Do this: Pictures do not belong in the copy; quote every entry below exactly.

Stored rows:

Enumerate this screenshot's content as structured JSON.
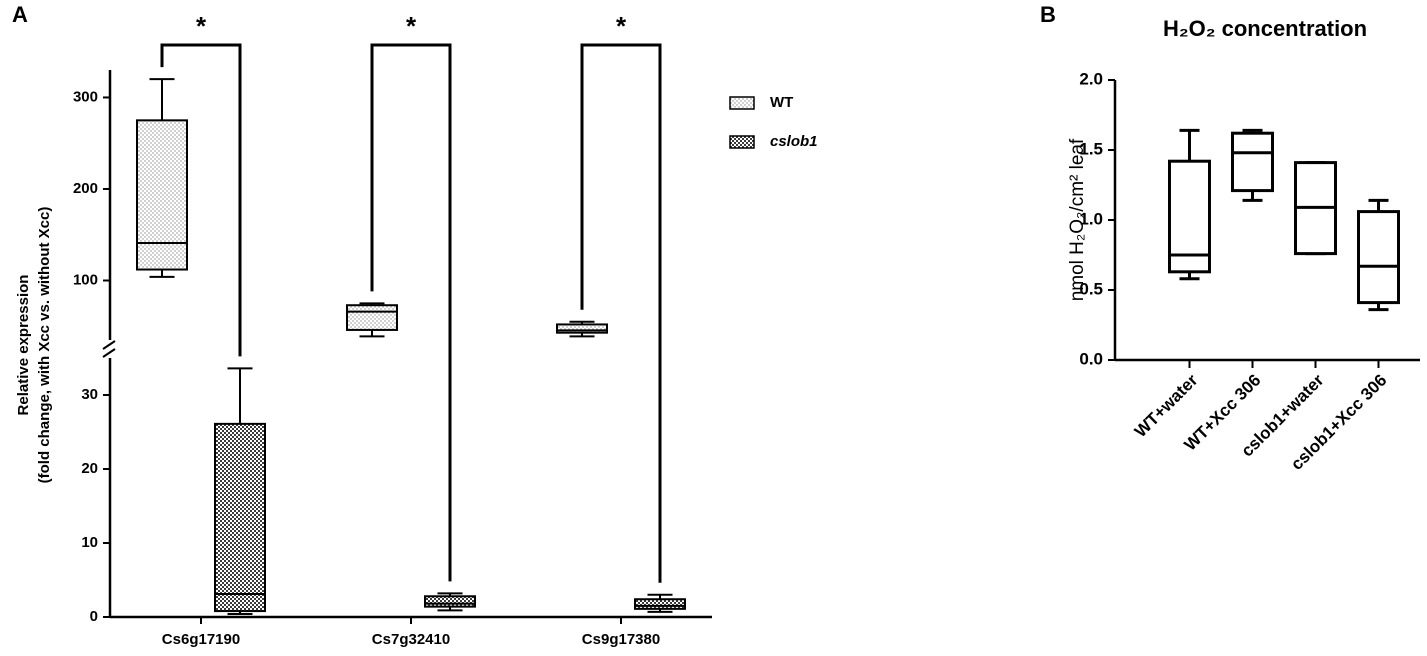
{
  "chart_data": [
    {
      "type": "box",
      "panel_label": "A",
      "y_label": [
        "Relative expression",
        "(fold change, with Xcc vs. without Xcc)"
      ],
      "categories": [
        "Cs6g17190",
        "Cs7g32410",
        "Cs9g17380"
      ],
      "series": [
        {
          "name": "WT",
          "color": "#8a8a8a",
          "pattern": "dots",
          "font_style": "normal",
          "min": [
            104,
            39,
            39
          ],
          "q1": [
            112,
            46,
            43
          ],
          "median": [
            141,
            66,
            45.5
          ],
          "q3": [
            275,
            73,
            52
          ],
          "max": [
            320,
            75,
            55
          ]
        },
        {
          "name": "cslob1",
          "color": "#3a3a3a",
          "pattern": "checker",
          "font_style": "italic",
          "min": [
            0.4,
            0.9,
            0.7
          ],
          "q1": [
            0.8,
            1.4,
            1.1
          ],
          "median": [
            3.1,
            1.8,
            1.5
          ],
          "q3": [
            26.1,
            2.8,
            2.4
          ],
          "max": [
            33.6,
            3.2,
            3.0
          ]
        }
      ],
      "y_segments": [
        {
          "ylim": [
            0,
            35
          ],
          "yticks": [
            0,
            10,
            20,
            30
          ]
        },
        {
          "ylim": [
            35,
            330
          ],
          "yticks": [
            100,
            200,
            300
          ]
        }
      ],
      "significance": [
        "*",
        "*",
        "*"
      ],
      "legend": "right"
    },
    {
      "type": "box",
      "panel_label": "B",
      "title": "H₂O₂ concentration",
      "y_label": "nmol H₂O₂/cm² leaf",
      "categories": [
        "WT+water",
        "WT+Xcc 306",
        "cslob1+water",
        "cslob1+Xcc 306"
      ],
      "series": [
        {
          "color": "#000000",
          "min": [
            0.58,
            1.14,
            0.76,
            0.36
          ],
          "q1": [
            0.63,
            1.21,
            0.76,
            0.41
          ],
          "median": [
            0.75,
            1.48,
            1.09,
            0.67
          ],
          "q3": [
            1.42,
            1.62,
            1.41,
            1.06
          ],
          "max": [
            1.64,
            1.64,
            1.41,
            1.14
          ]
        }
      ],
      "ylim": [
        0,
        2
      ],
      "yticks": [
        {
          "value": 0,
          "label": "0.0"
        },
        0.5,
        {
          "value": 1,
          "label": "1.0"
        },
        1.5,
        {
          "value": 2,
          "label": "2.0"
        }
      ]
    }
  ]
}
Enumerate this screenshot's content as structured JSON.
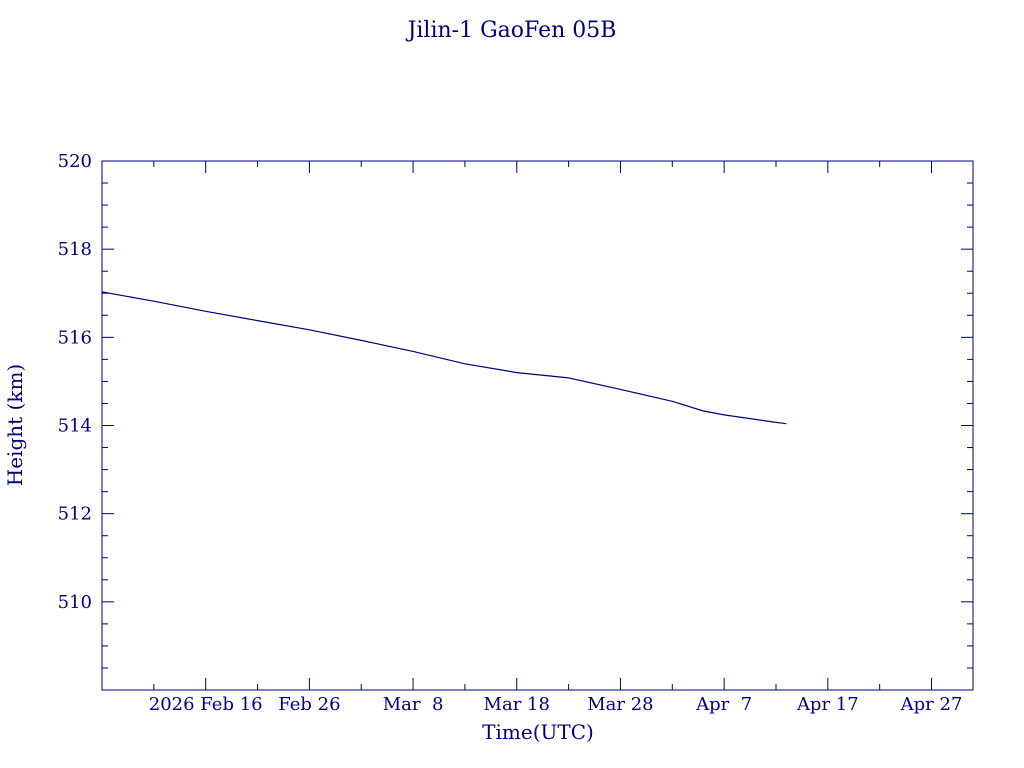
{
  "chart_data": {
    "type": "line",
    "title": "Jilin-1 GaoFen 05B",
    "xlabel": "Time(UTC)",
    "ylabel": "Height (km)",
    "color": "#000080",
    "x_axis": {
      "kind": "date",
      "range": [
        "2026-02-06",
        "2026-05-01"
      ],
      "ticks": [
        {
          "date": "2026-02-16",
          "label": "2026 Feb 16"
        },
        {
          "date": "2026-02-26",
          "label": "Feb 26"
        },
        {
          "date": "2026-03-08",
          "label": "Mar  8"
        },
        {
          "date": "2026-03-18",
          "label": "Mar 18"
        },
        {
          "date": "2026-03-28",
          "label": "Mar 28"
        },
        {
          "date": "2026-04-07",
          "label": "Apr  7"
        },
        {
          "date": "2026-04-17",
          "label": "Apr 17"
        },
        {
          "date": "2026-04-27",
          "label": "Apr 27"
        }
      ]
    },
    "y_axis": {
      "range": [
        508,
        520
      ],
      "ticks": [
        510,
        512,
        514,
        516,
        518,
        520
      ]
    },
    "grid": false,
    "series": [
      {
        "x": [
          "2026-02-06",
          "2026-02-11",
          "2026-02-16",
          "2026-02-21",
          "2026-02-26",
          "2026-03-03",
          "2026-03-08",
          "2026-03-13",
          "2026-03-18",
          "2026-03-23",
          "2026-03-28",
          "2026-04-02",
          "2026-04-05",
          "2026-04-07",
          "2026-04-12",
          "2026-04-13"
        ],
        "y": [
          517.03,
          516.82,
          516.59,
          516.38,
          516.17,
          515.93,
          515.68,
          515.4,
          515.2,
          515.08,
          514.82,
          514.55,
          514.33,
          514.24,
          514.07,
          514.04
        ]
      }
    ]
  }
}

The solution:
Enumerate this screenshot's content as structured JSON.
{
  "chart_data": [
    {
      "type": "box",
      "panel_label": "A",
      "y_label": [
        "Relative expression",
        "(fold change, with Xcc vs. without Xcc)"
      ],
      "categories": [
        "Cs6g17190",
        "Cs7g32410",
        "Cs9g17380"
      ],
      "series": [
        {
          "name": "WT",
          "color": "#8a8a8a",
          "pattern": "dots",
          "font_style": "normal",
          "min": [
            104,
            39,
            39
          ],
          "q1": [
            112,
            46,
            43
          ],
          "median": [
            141,
            66,
            45.5
          ],
          "q3": [
            275,
            73,
            52
          ],
          "max": [
            320,
            75,
            55
          ]
        },
        {
          "name": "cslob1",
          "color": "#3a3a3a",
          "pattern": "checker",
          "font_style": "italic",
          "min": [
            0.4,
            0.9,
            0.7
          ],
          "q1": [
            0.8,
            1.4,
            1.1
          ],
          "median": [
            3.1,
            1.8,
            1.5
          ],
          "q3": [
            26.1,
            2.8,
            2.4
          ],
          "max": [
            33.6,
            3.2,
            3.0
          ]
        }
      ],
      "y_segments": [
        {
          "ylim": [
            0,
            35
          ],
          "yticks": [
            0,
            10,
            20,
            30
          ]
        },
        {
          "ylim": [
            35,
            330
          ],
          "yticks": [
            100,
            200,
            300
          ]
        }
      ],
      "significance": [
        "*",
        "*",
        "*"
      ],
      "legend": "right"
    },
    {
      "type": "box",
      "panel_label": "B",
      "title": "H₂O₂ concentration",
      "y_label": "nmol H₂O₂/cm² leaf",
      "categories": [
        "WT+water",
        "WT+Xcc 306",
        "cslob1+water",
        "cslob1+Xcc 306"
      ],
      "series": [
        {
          "color": "#000000",
          "min": [
            0.58,
            1.14,
            0.76,
            0.36
          ],
          "q1": [
            0.63,
            1.21,
            0.76,
            0.41
          ],
          "median": [
            0.75,
            1.48,
            1.09,
            0.67
          ],
          "q3": [
            1.42,
            1.62,
            1.41,
            1.06
          ],
          "max": [
            1.64,
            1.64,
            1.41,
            1.14
          ]
        }
      ],
      "ylim": [
        0,
        2
      ],
      "yticks": [
        {
          "value": 0,
          "label": "0.0"
        },
        0.5,
        {
          "value": 1,
          "label": "1.0"
        },
        1.5,
        {
          "value": 2,
          "label": "2.0"
        }
      ]
    }
  ]
}
Enumerate this screenshot's content as structured JSON.
{
  "chart_data": {
    "type": "line",
    "title": "Jilin-1 GaoFen 05B",
    "xlabel": "Time(UTC)",
    "ylabel": "Height (km)",
    "color": "#000080",
    "x_axis": {
      "kind": "date",
      "range": [
        "2026-02-06",
        "2026-05-01"
      ],
      "ticks": [
        {
          "date": "2026-02-16",
          "label": "2026 Feb 16"
        },
        {
          "date": "2026-02-26",
          "label": "Feb 26"
        },
        {
          "date": "2026-03-08",
          "label": "Mar  8"
        },
        {
          "date": "2026-03-18",
          "label": "Mar 18"
        },
        {
          "date": "2026-03-28",
          "label": "Mar 28"
        },
        {
          "date": "2026-04-07",
          "label": "Apr  7"
        },
        {
          "date": "2026-04-17",
          "label": "Apr 17"
        },
        {
          "date": "2026-04-27",
          "label": "Apr 27"
        }
      ]
    },
    "y_axis": {
      "range": [
        508,
        520
      ],
      "ticks": [
        510,
        512,
        514,
        516,
        518,
        520
      ]
    },
    "grid": false,
    "series": [
      {
        "x": [
          "2026-02-06",
          "2026-02-11",
          "2026-02-16",
          "2026-02-21",
          "2026-02-26",
          "2026-03-03",
          "2026-03-08",
          "2026-03-13",
          "2026-03-18",
          "2026-03-23",
          "2026-03-28",
          "2026-04-02",
          "2026-04-05",
          "2026-04-07",
          "2026-04-12",
          "2026-04-13"
        ],
        "y": [
          517.03,
          516.82,
          516.59,
          516.38,
          516.17,
          515.93,
          515.68,
          515.4,
          515.2,
          515.08,
          514.82,
          514.55,
          514.33,
          514.24,
          514.07,
          514.04
        ]
      }
    ]
  }
}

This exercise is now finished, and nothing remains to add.